[Saved entries]
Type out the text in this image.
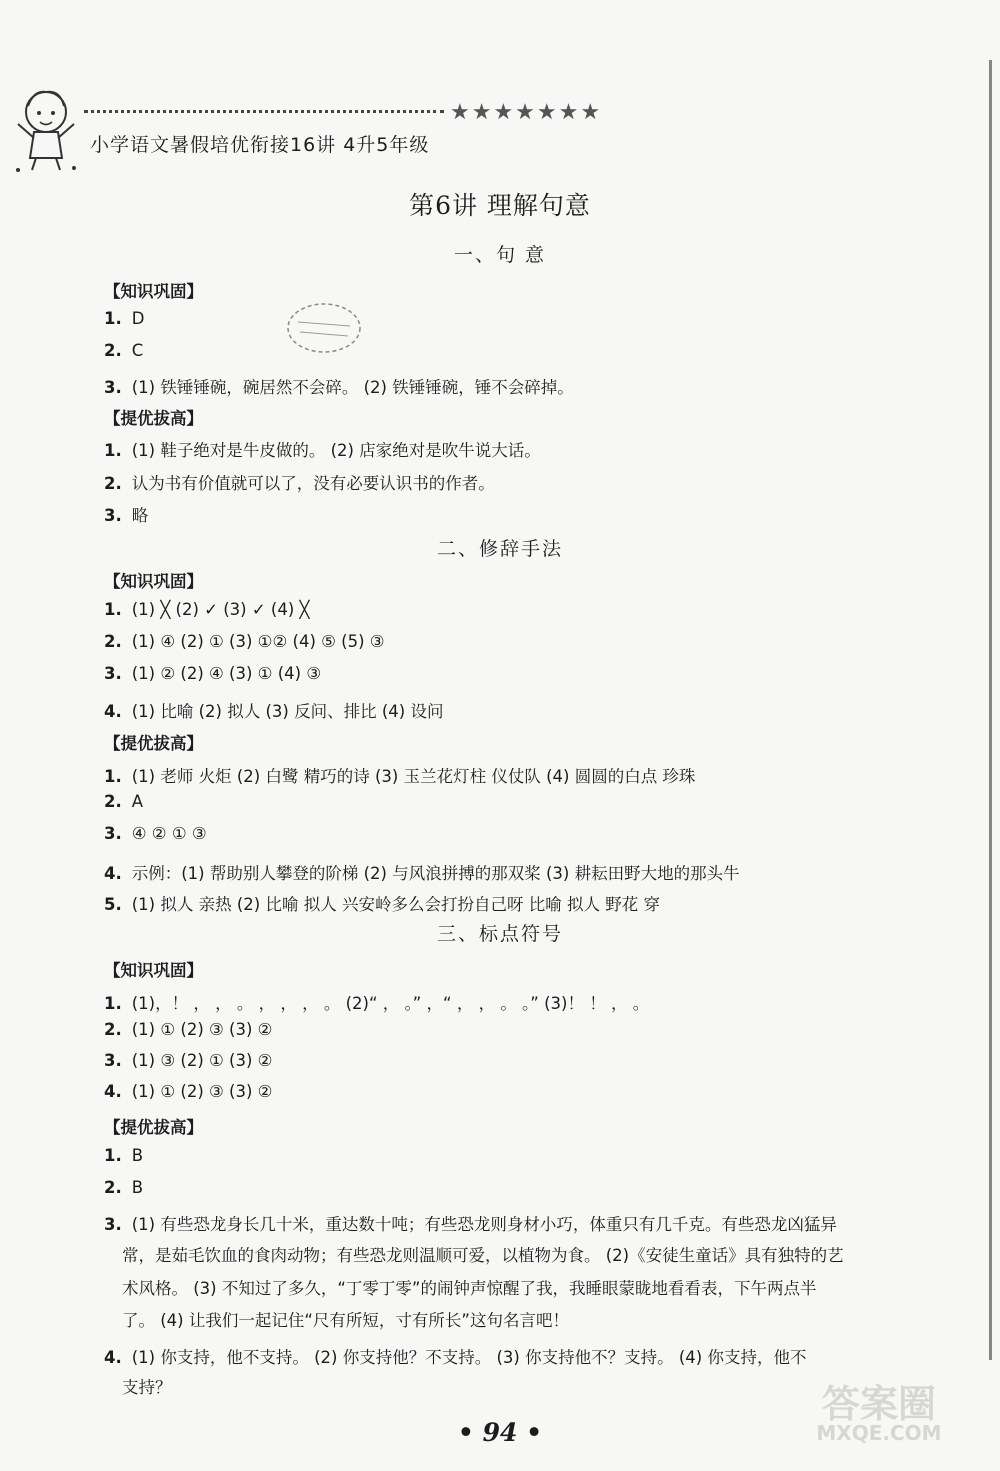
★★★★★★★
小学语文暑假培优衔接16讲 4升5年级
第6讲 理解句意
一、句 意
【知识巩固】
1. D
2. C
3. (1) 铁锤锤碗，碗居然不会碎。 (2) 铁锤锤碗，锤不会碎掉。
【提优拔高】
1. (1) 鞋子绝对是牛皮做的。 (2) 店家绝对是吹牛说大话。
2. 认为书有价值就可以了，没有必要认识书的作者。
3. 略
二、修辞手法
【知识巩固】
1. (1) ╳ (2) ✓ (3) ✓ (4) ╳
2. (1) ④ (2) ① (3) ①② (4) ⑤ (5) ③
3. (1) ② (2) ④ (3) ① (4) ③
4. (1) 比喻 (2) 拟人 (3) 反问、排比 (4) 设问
【提优拔高】
1. (1) 老师 火炬 (2) 白鹭 精巧的诗 (3) 玉兰花灯柱 仪仗队 (4) 圆圆的白点 珍珠
2. A
3. ④ ② ① ③
4. 示例：(1) 帮助别人攀登的阶梯 (2) 与风浪拼搏的那双桨 (3) 耕耘田野大地的那头牛
5. (1) 拟人 亲热 (2) 比喻 拟人 兴安岭多么会打扮自己呀 比喻 拟人 野花 穿
三、标点符号
【知识巩固】
1. (1)，！ ， ， 。 ， ， ， 。 (2)“ ， 。” ，“ ， ， 。 。” (3)！ ！ ， 。
2. (1) ① (2) ③ (3) ②
3. (1) ③ (2) ① (3) ②
4. (1) ① (2) ③ (3) ②
【提优拔高】
1. B
2. B
3. (1) 有些恐龙身长几十米，重达数十吨；有些恐龙则身材小巧，体重只有几千克。有些恐龙凶猛异
常，是茹毛饮血的食肉动物；有些恐龙则温顺可爱，以植物为食。 (2)《安徒生童话》具有独特的艺
术风格。 (3) 不知过了多久，“丁零丁零”的闹钟声惊醒了我，我睡眼蒙眬地看看表，下午两点半
了。 (4) 让我们一起记住“尺有所短，寸有所长”这句名言吧！
4. (1) 你支持，他不支持。 (2) 你支持他？不支持。 (3) 你支持他不？支持。 (4) 你支持，他不
支持？
• 94 •
答案圈
MXQE.COM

• _Instructions for the task_
Above are the records; reproduce them exactly and leave out the pictures.

• _Expected output_
Type out the text in this image.
★★★★★★★
小学语文暑假培优衔接16讲 4升5年级
第6讲 理解句意
一、句 意
【知识巩固】
1. D
2. C
3. (1) 铁锤锤碗，碗居然不会碎。 (2) 铁锤锤碗，锤不会碎掉。
【提优拔高】
1. (1) 鞋子绝对是牛皮做的。 (2) 店家绝对是吹牛说大话。
2. 认为书有价值就可以了，没有必要认识书的作者。
3. 略
二、修辞手法
【知识巩固】
1. (1) ╳ (2) ✓ (3) ✓ (4) ╳
2. (1) ④ (2) ① (3) ①② (4) ⑤ (5) ③
3. (1) ② (2) ④ (3) ① (4) ③
4. (1) 比喻 (2) 拟人 (3) 反问、排比 (4) 设问
【提优拔高】
1. (1) 老师 火炬 (2) 白鹭 精巧的诗 (3) 玉兰花灯柱 仪仗队 (4) 圆圆的白点 珍珠
2. A
3. ④ ② ① ③
4. 示例：(1) 帮助别人攀登的阶梯 (2) 与风浪拼搏的那双桨 (3) 耕耘田野大地的那头牛
5. (1) 拟人 亲热 (2) 比喻 拟人 兴安岭多么会打扮自己呀 比喻 拟人 野花 穿
三、标点符号
【知识巩固】
1. (1)，！ ， ， 。 ， ， ， 。 (2)“ ， 。” ，“ ， ， 。 。” (3)！ ！ ， 。
2. (1) ① (2) ③ (3) ②
3. (1) ③ (2) ① (3) ②
4. (1) ① (2) ③ (3) ②
【提优拔高】
1. B
2. B
3. (1) 有些恐龙身长几十米，重达数十吨；有些恐龙则身材小巧，体重只有几千克。有些恐龙凶猛异
常，是茹毛饮血的食肉动物；有些恐龙则温顺可爱，以植物为食。 (2)《安徒生童话》具有独特的艺
术风格。 (3) 不知过了多久，“丁零丁零”的闹钟声惊醒了我，我睡眼蒙眬地看看表，下午两点半
了。 (4) 让我们一起记住“尺有所短，寸有所长”这句名言吧！
4. (1) 你支持，他不支持。 (2) 你支持他？不支持。 (3) 你支持他不？支持。 (4) 你支持，他不
支持？
• 94 •
答案圈
MXQE.COM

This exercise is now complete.